### WHAT IS REQUIRED
Leave every picture out and write out the records below exactly.

[Records from a collection]
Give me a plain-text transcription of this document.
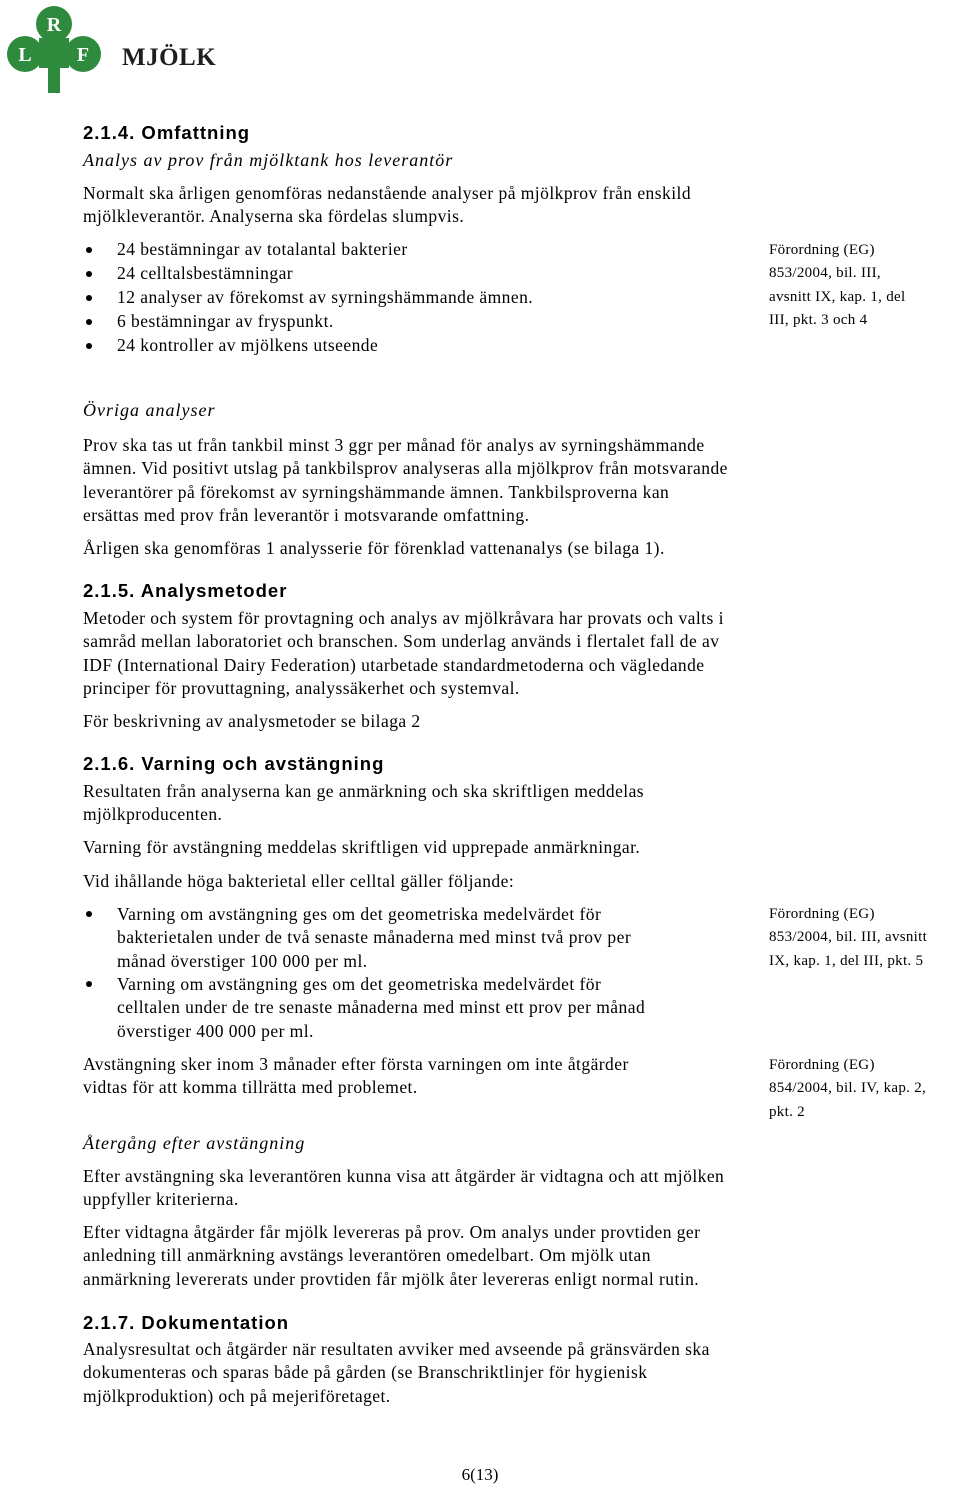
R
L F MJÖLK
2.1.4. Omfattning
Analys av prov från mjölktank hos leverantör
Normalt ska årligen genomföras nedanstående analyser på mjölkprov från enskild
mjölkleverantör. Analyserna ska fördelas slumpvis.
24 bestämningar av totalantal bakterier
24 celltalsbestämningar
12 analyser av förekomst av syrningshämmande ämnen.
6 bestämningar av fryspunkt.
24 kontroller av mjölkens utseende
Förordning (EG)
853/2004, bil. III,
avsnitt IX, kap. 1, del
III, pkt. 3 och 4
Övriga analyser
Prov ska tas ut från tankbil minst 3 ggr per månad för analys av syrningshämmande
ämnen. Vid positivt utslag på tankbilsprov analyseras alla mjölkprov från motsvarande
leverantörer på förekomst av syrningshämmande ämnen. Tankbilsproverna kan
ersättas med prov från leverantör i motsvarande omfattning.
Årligen ska genomföras 1 analysserie för förenklad vattenanalys (se bilaga 1).
2.1.5. Analysmetoder
Metoder och system för provtagning och analys av mjölkråvara har provats och valts i
samråd mellan laboratoriet och branschen. Som underlag används i flertalet fall de av
IDF (International Dairy Federation) utarbetade standardmetoderna och vägledande
principer för provuttagning, analyssäkerhet och systemval.
För beskrivning av analysmetoder se bilaga 2
2.1.6. Varning och avstängning
Resultaten från analyserna kan ge anmärkning och ska skriftligen meddelas
mjölkproducenten.
Varning för avstängning meddelas skriftligen vid upprepade anmärkningar.
Vid ihållande höga bakterietal eller celltal gäller följande:
Varning om avstängning ges om det geometriska medelvärdet för
bakterietalen under de två senaste månaderna med minst två prov per
månad överstiger 100 000 per ml.
Varning om avstängning ges om det geometriska medelvärdet för
celltalen under de tre senaste månaderna med minst ett prov per månad
överstiger 400 000 per ml.
Förordning (EG)
853/2004, bil. III, avsnitt
IX, kap. 1, del III, pkt. 5
Avstängning sker inom 3 månader efter första varningen om inte åtgärder
vidtas för att komma tillrätta med problemet.
Förordning (EG)
854/2004, bil. IV, kap. 2,
pkt. 2
Återgång efter avstängning
Efter avstängning ska leverantören kunna visa att åtgärder är vidtagna och att mjölken
uppfyller kriterierna.
Efter vidtagna åtgärder får mjölk levereras på prov. Om analys under provtiden ger
anledning till anmärkning avstängs leverantören omedelbart. Om mjölk utan
anmärkning levererats under provtiden får mjölk åter levereras enligt normal rutin.
2.1.7. Dokumentation
Analysresultat och åtgärder när resultaten avviker med avseende på gränsvärden ska
dokumenteras och sparas både på gården (se Branschriktlinjer för hygienisk
mjölkproduktion) och på mejeriföretaget.
6(13)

### RESULT BELOW
Give me a plain-text transcription of this document.
R
L F MJÖLK
2.1.4. Omfattning
Analys av prov från mjölktank hos leverantör
Normalt ska årligen genomföras nedanstående analyser på mjölkprov från enskild
mjölkleverantör. Analyserna ska fördelas slumpvis.
24 bestämningar av totalantal bakterier
24 celltalsbestämningar
12 analyser av förekomst av syrningshämmande ämnen.
6 bestämningar av fryspunkt.
24 kontroller av mjölkens utseende
Förordning (EG)
853/2004, bil. III,
avsnitt IX, kap. 1, del
III, pkt. 3 och 4
Övriga analyser
Prov ska tas ut från tankbil minst 3 ggr per månad för analys av syrningshämmande
ämnen. Vid positivt utslag på tankbilsprov analyseras alla mjölkprov från motsvarande
leverantörer på förekomst av syrningshämmande ämnen. Tankbilsproverna kan
ersättas med prov från leverantör i motsvarande omfattning.
Årligen ska genomföras 1 analysserie för förenklad vattenanalys (se bilaga 1).
2.1.5. Analysmetoder
Metoder och system för provtagning och analys av mjölkråvara har provats och valts i
samråd mellan laboratoriet och branschen. Som underlag används i flertalet fall de av
IDF (International Dairy Federation) utarbetade standardmetoderna och vägledande
principer för provuttagning, analyssäkerhet och systemval.
För beskrivning av analysmetoder se bilaga 2
2.1.6. Varning och avstängning
Resultaten från analyserna kan ge anmärkning och ska skriftligen meddelas
mjölkproducenten.
Varning för avstängning meddelas skriftligen vid upprepade anmärkningar.
Vid ihållande höga bakterietal eller celltal gäller följande:
Varning om avstängning ges om det geometriska medelvärdet för
bakterietalen under de två senaste månaderna med minst två prov per
månad överstiger 100 000 per ml.
Varning om avstängning ges om det geometriska medelvärdet för
celltalen under de tre senaste månaderna med minst ett prov per månad
överstiger 400 000 per ml.
Förordning (EG)
853/2004, bil. III, avsnitt
IX, kap. 1, del III, pkt. 5
Avstängning sker inom 3 månader efter första varningen om inte åtgärder
vidtas för att komma tillrätta med problemet.
Förordning (EG)
854/2004, bil. IV, kap. 2,
pkt. 2
Återgång efter avstängning
Efter avstängning ska leverantören kunna visa att åtgärder är vidtagna och att mjölken
uppfyller kriterierna.
Efter vidtagna åtgärder får mjölk levereras på prov. Om analys under provtiden ger
anledning till anmärkning avstängs leverantören omedelbart. Om mjölk utan
anmärkning levererats under provtiden får mjölk åter levereras enligt normal rutin.
2.1.7. Dokumentation
Analysresultat och åtgärder när resultaten avviker med avseende på gränsvärden ska
dokumenteras och sparas både på gården (se Branschriktlinjer för hygienisk
mjölkproduktion) och på mejeriföretaget.
6(13)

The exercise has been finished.